Requirement: Every record below is to be retyped exactly.

Recorded data
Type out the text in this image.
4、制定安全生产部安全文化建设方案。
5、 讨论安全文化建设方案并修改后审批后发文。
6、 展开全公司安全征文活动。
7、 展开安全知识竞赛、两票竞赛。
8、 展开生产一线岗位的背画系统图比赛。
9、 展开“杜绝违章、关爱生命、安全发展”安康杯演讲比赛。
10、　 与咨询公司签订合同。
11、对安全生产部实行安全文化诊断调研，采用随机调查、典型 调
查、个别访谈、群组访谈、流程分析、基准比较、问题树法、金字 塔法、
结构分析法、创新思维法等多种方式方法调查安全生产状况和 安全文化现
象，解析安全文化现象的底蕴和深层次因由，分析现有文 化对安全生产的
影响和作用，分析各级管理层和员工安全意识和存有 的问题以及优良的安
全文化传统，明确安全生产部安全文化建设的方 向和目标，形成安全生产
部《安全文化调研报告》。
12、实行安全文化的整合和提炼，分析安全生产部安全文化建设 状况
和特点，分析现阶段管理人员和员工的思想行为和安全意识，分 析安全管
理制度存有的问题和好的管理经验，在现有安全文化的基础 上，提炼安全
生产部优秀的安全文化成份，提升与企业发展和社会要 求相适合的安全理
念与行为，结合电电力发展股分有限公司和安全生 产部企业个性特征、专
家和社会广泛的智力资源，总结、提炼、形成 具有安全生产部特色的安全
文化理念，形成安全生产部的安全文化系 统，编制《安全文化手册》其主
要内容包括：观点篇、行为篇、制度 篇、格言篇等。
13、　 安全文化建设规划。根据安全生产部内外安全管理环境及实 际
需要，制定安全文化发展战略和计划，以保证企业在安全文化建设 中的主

Solution:
Type out the text in this image.
4、制定安全生产部安全文化建设方案。
5、 讨论安全文化建设方案并修改后审批后发文。
6、 展开全公司安全征文活动。
7、 展开安全知识竞赛、两票竞赛。
8、 展开生产一线岗位的背画系统图比赛。
9、 展开“杜绝违章、关爱生命、安全发展”安康杯演讲比赛。
10、　 与咨询公司签订合同。
11、对安全生产部实行安全文化诊断调研，采用随机调查、典型 调
查、个别访谈、群组访谈、流程分析、基准比较、问题树法、金字 塔法、
结构分析法、创新思维法等多种方式方法调查安全生产状况和 安全文化现
象，解析安全文化现象的底蕴和深层次因由，分析现有文 化对安全生产的
影响和作用，分析各级管理层和员工安全意识和存有 的问题以及优良的安
全文化传统，明确安全生产部安全文化建设的方 向和目标，形成安全生产
部《安全文化调研报告》。
12、实行安全文化的整合和提炼，分析安全生产部安全文化建设 状况
和特点，分析现阶段管理人员和员工的思想行为和安全意识，分 析安全管
理制度存有的问题和好的管理经验，在现有安全文化的基础 上，提炼安全
生产部优秀的安全文化成份，提升与企业发展和社会要 求相适合的安全理
念与行为，结合电电力发展股分有限公司和安全生 产部企业个性特征、专
家和社会广泛的智力资源，总结、提炼、形成 具有安全生产部特色的安全
文化理念，形成安全生产部的安全文化系 统，编制《安全文化手册》其主
要内容包括：观点篇、行为篇、制度 篇、格言篇等。
13、　 安全文化建设规划。根据安全生产部内外安全管理环境及实 际
需要，制定安全文化发展战略和计划，以保证企业在安全文化建设 中的主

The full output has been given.